_Work required_: All lines in which the word "Histogram" occurs are to be extracted.

╭─ Input records

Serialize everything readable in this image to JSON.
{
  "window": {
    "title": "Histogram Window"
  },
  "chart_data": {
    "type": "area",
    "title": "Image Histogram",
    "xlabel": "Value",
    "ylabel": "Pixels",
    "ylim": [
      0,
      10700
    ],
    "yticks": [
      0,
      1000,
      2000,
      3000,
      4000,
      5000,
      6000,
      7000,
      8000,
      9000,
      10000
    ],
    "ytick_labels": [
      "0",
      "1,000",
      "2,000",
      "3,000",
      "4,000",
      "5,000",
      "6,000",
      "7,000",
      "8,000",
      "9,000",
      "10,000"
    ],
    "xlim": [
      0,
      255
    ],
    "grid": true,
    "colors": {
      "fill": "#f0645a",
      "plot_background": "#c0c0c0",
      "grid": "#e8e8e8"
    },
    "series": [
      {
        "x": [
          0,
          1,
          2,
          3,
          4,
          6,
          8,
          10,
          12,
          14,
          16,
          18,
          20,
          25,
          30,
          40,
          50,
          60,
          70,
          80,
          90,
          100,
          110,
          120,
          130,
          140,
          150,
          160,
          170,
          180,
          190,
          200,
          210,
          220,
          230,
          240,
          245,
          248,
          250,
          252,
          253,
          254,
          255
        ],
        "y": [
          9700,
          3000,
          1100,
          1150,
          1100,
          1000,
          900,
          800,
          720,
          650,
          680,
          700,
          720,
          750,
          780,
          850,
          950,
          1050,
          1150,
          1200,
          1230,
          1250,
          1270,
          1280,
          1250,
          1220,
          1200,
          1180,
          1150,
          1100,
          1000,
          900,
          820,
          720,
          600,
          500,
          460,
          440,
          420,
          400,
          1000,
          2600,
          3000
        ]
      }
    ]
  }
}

╰─

_Complete output_:
    "title": "Histogram Window"
    "title": "Image Histogram",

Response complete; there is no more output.